#### Information provided:
###

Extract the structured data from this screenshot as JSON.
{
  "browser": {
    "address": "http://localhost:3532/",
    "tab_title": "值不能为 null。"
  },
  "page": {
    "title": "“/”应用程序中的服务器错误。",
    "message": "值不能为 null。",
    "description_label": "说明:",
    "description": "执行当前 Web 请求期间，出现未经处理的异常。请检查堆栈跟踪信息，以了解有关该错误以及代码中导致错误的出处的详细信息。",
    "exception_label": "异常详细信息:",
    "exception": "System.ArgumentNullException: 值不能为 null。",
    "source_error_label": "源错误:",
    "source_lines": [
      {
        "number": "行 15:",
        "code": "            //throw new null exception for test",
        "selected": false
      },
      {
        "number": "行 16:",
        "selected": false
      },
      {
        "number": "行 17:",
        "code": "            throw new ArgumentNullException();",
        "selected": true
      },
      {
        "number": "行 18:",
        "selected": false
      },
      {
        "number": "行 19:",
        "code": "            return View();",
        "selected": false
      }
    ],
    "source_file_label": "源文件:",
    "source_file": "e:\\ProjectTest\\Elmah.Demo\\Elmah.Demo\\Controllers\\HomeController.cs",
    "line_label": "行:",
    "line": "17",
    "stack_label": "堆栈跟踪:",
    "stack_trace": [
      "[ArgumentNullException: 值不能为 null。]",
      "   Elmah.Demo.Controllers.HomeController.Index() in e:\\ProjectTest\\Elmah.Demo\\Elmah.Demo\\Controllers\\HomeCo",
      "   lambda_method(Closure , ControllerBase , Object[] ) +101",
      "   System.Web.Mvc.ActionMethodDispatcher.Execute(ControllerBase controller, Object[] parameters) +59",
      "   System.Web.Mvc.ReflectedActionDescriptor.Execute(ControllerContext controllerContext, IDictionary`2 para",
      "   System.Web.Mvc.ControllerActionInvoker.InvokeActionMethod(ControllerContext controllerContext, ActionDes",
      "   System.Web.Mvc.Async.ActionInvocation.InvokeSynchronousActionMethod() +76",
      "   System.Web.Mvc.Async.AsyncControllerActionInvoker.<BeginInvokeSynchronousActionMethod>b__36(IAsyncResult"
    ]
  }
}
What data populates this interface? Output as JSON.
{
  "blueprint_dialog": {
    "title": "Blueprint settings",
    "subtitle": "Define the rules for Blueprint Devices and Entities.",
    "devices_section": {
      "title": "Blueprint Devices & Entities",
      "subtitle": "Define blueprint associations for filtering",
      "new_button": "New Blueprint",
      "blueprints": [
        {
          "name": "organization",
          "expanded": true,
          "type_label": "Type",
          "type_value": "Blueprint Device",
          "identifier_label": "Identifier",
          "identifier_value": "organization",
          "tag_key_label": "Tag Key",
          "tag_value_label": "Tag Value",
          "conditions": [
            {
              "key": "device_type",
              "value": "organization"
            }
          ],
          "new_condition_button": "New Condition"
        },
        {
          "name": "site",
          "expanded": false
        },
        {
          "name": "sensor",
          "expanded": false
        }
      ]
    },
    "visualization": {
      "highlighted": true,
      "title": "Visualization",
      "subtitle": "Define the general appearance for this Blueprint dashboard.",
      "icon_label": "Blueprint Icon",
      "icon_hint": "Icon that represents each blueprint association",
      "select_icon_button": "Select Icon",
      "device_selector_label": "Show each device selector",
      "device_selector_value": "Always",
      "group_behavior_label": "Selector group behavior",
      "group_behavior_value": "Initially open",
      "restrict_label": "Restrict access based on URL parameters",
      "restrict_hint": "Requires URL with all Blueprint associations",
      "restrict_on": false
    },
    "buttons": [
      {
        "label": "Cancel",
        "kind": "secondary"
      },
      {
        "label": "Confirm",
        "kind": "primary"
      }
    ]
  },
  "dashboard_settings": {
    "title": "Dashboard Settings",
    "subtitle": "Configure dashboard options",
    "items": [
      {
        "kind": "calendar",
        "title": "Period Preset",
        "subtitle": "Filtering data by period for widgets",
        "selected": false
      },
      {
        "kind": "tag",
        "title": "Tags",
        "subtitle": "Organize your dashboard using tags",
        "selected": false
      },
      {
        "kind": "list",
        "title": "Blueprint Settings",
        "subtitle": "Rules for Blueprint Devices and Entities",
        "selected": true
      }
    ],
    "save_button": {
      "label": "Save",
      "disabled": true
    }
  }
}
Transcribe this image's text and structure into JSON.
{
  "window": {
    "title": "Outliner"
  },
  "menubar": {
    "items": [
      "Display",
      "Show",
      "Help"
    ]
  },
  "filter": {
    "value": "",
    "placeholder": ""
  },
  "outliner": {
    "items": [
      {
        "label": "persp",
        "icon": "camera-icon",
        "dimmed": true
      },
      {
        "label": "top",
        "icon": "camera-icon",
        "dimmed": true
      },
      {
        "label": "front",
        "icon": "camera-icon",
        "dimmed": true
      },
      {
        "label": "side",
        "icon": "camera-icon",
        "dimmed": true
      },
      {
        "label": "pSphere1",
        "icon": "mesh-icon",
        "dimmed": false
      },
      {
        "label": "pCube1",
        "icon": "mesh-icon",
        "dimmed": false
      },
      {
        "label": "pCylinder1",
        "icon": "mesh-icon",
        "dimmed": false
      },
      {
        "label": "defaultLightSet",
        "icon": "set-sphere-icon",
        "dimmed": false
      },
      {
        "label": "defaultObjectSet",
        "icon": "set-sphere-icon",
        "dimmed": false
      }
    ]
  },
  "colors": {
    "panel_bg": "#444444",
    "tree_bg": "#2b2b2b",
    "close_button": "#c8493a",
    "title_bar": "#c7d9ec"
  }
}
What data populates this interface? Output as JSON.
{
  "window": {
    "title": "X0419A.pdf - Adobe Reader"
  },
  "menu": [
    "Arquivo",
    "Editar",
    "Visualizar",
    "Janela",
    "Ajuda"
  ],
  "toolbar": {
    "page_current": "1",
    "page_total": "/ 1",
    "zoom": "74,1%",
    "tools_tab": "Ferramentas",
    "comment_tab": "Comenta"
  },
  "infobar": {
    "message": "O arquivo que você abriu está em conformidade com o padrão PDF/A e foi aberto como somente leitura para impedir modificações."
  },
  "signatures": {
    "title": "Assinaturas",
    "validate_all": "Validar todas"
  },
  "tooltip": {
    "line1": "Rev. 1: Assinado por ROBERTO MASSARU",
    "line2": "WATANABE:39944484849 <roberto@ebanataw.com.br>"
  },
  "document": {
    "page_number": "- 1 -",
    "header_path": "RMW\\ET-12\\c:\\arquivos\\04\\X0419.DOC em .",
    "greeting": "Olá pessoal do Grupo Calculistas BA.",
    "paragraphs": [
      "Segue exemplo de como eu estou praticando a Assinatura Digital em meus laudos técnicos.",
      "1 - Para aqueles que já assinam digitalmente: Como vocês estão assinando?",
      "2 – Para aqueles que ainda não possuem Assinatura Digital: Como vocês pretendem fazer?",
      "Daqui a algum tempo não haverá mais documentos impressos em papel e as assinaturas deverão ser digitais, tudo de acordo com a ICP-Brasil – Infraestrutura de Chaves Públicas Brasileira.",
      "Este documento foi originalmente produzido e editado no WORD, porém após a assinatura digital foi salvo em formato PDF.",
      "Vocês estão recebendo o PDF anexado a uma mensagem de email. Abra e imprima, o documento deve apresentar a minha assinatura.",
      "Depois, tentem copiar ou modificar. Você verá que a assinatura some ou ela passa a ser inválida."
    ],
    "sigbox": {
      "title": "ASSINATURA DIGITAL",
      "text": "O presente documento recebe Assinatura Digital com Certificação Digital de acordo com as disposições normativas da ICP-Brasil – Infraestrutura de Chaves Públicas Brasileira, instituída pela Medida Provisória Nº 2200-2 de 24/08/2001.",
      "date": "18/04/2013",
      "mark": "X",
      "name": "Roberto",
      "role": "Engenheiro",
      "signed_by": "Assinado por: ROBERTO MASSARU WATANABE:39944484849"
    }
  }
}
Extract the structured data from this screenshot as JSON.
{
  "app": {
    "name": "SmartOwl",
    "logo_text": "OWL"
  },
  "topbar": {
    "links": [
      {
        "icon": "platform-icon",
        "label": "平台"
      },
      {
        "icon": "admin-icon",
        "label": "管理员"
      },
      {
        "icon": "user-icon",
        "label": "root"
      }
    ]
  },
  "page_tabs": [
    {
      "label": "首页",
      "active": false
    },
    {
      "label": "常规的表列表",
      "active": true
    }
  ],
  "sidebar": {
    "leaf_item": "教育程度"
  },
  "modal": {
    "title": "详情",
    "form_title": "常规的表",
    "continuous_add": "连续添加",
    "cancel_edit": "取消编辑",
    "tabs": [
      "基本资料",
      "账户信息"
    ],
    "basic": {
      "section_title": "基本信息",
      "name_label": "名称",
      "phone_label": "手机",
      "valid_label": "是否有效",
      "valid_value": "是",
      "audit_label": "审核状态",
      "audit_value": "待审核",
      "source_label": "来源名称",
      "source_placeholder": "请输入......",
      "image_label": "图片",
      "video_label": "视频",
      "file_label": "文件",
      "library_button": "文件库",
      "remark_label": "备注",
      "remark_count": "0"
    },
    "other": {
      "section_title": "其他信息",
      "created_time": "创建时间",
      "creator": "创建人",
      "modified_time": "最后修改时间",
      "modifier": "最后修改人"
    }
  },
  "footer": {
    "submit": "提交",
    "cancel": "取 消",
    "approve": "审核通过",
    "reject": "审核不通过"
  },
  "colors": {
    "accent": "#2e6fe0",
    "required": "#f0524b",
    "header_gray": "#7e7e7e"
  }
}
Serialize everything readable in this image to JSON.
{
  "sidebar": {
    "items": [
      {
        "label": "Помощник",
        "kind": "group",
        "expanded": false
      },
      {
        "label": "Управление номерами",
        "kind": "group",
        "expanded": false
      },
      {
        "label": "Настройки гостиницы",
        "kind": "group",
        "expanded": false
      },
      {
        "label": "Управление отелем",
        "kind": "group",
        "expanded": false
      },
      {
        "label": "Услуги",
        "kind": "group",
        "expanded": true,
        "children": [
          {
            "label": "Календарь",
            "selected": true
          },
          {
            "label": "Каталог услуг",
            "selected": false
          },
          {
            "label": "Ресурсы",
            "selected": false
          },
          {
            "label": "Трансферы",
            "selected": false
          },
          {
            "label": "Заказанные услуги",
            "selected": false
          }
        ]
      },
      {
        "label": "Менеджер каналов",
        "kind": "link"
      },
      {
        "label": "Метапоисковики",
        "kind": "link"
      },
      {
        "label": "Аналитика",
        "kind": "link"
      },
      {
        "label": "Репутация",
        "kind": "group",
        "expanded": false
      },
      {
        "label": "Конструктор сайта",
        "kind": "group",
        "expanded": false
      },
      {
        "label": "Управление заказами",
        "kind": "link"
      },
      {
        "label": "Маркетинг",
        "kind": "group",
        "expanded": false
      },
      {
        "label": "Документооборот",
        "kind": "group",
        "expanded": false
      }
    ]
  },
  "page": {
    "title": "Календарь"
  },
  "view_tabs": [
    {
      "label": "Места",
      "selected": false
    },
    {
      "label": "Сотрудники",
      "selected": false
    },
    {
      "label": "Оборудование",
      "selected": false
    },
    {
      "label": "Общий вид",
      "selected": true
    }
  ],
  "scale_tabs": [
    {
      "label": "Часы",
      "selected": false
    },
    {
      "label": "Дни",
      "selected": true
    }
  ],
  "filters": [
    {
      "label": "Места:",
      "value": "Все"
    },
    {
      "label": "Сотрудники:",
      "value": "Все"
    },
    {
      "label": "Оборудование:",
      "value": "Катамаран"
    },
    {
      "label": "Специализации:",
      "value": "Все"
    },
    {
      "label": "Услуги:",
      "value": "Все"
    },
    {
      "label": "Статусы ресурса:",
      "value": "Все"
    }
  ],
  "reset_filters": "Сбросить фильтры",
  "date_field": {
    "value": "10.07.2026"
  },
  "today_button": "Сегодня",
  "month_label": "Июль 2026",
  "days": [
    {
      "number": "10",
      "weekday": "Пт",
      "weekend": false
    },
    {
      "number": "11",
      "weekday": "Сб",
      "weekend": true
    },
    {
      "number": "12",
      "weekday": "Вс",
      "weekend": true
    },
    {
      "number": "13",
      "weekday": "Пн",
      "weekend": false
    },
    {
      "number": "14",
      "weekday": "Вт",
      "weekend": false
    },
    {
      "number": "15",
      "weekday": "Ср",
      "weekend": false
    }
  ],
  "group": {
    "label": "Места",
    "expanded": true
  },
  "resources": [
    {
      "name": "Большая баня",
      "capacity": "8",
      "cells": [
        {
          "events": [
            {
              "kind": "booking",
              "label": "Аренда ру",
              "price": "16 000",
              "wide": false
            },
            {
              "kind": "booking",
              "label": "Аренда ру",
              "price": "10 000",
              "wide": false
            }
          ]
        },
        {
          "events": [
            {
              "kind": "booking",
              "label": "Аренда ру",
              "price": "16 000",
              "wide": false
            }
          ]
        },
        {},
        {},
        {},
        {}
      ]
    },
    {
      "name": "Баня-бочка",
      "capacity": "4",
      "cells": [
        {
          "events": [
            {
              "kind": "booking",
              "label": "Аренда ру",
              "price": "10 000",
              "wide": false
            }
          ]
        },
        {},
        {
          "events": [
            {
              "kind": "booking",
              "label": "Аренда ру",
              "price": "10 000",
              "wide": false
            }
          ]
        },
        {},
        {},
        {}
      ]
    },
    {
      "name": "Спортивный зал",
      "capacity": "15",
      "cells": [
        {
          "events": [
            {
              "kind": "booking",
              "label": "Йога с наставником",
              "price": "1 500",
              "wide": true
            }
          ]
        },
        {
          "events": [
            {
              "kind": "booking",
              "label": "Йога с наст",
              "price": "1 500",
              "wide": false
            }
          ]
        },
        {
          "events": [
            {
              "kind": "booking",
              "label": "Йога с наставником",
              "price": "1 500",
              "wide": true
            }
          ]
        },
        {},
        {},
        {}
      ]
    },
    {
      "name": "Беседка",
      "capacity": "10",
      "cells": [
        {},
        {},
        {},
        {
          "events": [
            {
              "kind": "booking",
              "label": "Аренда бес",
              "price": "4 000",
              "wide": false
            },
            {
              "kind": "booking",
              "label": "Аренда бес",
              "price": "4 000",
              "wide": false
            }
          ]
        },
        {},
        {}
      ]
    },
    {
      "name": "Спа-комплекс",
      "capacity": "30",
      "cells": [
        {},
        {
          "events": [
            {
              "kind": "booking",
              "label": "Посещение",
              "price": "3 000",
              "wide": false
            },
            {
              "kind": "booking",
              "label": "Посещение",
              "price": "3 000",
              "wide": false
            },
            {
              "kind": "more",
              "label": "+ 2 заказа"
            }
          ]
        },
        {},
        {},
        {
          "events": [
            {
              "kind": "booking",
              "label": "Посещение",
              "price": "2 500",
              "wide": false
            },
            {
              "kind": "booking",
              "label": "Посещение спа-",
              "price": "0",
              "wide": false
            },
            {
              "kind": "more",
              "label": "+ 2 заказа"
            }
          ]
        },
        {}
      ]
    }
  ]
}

###

#### Instructions for the task:
Copy down every line of the entries containing the word "Públicas".

#### Answer to the problem:
      "Daqui a algum tempo não haverá mais documentos impressos em papel e as assinaturas deverão ser digitais, tudo de acordo com a ICP-Brasil – Infraestrutura de Chaves Públicas Brasileira.",
      "text": "O presente documento recebe Assinatura Digital com Certificação Digital de acordo com as disposições normativas da ICP-Brasil – Infraestrutura de Chaves Públicas Brasileira, instituída pela Medida Provisória Nº 2200-2 de 24/08/2001.",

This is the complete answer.